**WORK TO COMPLETE**
Please set down all the lines beneath this one exactly, without the pictures.

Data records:
* START *

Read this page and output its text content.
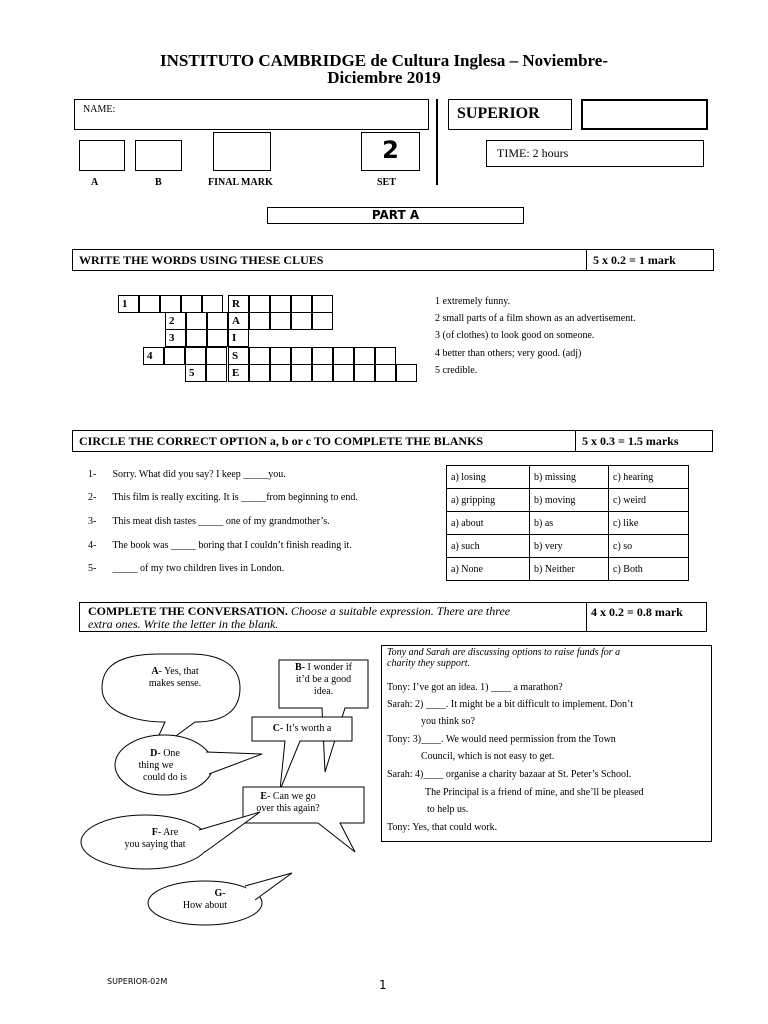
INSTITUTO CAMBRIDGE de Cultura Inglesa – Noviembre-
Diciembre 2019
NAME:	SUPERIOR
2	TIME: 2 hours
A	B	FINAL MARK	SET
PART A
WRITE THE WORDS USING THESE CLUES	5 x 0.2 = 1 mark
1	R
2	A
3	I
4	S
5	E
1 extremely funny.
2 small parts of a film shown as an advertisement.
3 (of clothes) to look good on someone.
4 better than others; very good. (adj)
5 credible.
CIRCLE THE CORRECT OPTION a, b or c TO COMPLETE THE BLANKS	5 x 0.3 = 1.5 marks
1- Sorry. What did you say? I keep _____you.
2- This film is really exciting. It is _____from beginning to end.
3- This meat dish tastes _____ one of my grandmother’s.
4- The book was _____ boring that I couldn’t finish reading it.
5- _____ of my two children lives in London.
a) losing	b) missing	c) hearing
a) gripping	b) moving	c) weird
a) about	b) as	c) like
a) such	b) very	c) so
a) None	b) Neither	c) Both
COMPLETE THE CONVERSATION. Choose a suitable expression. There are three
extra ones. Write the letter in the blank.
4 x 0.2 = 0.8 mark
A- Yes, that
makes sense.
B- I wonder if
it’d be a good
idea.
C- It’s worth a
D- One
thing we
could do is
E- Can we go
over this again?
F- Are
you saying that
G-
How about
Tony and Sarah are discussing options to raise funds for a
charity they support.
Tony: I’ve got an idea. 1) ____ a marathon?
Sarah: 2) ____. It might be a bit difficult to implement. Don’t
you think so?
Tony: 3)____. We would need permission from the Town
Council, which is not easy to get.
Sarah: 4)____ organise a charity bazaar at St. Peter’s School.
The Principal is a friend of mine, and she’ll be pleased
to help us.
Tony: Yes, that could work.
SUPERIOR-02M	1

* END *

**EXERCISE OUTPUT**
Read this page and output its text content.
INSTITUTO CAMBRIDGE de Cultura Inglesa – Noviembre-
Diciembre 2019
NAME:	SUPERIOR
2	TIME: 2 hours
A	B	FINAL MARK	SET
PART A
WRITE THE WORDS USING THESE CLUES	5 x 0.2 = 1 mark
1	R
2	A
3	I
4	S
5	E
1 extremely funny.
2 small parts of a film shown as an advertisement.
3 (of clothes) to look good on someone.
4 better than others; very good. (adj)
5 credible.
CIRCLE THE CORRECT OPTION a, b or c TO COMPLETE THE BLANKS	5 x 0.3 = 1.5 marks
1- Sorry. What did you say? I keep _____you.
2- This film is really exciting. It is _____from beginning to end.
3- This meat dish tastes _____ one of my grandmother’s.
4- The book was _____ boring that I couldn’t finish reading it.
5- _____ of my two children lives in London.
a) losing	b) missing	c) hearing
a) gripping	b) moving	c) weird
a) about	b) as	c) like
a) such	b) very	c) so
a) None	b) Neither	c) Both
COMPLETE THE CONVERSATION. Choose a suitable expression. There are three
extra ones. Write the letter in the blank.
4 x 0.2 = 0.8 mark
A- Yes, that
makes sense.
B- I wonder if
it’d be a good
idea.
C- It’s worth a
D- One
thing we
could do is
E- Can we go
over this again?
F- Are
you saying that
G-
How about
Tony and Sarah are discussing options to raise funds for a
charity they support.
Tony: I’ve got an idea. 1) ____ a marathon?
Sarah: 2) ____. It might be a bit difficult to implement. Don’t
you think so?
Tony: 3)____. We would need permission from the Town
Council, which is not easy to get.
Sarah: 4)____ organise a charity bazaar at St. Peter’s School.
The Principal is a friend of mine, and she’ll be pleased
to help us.
Tony: Yes, that could work.
SUPERIOR-02M	1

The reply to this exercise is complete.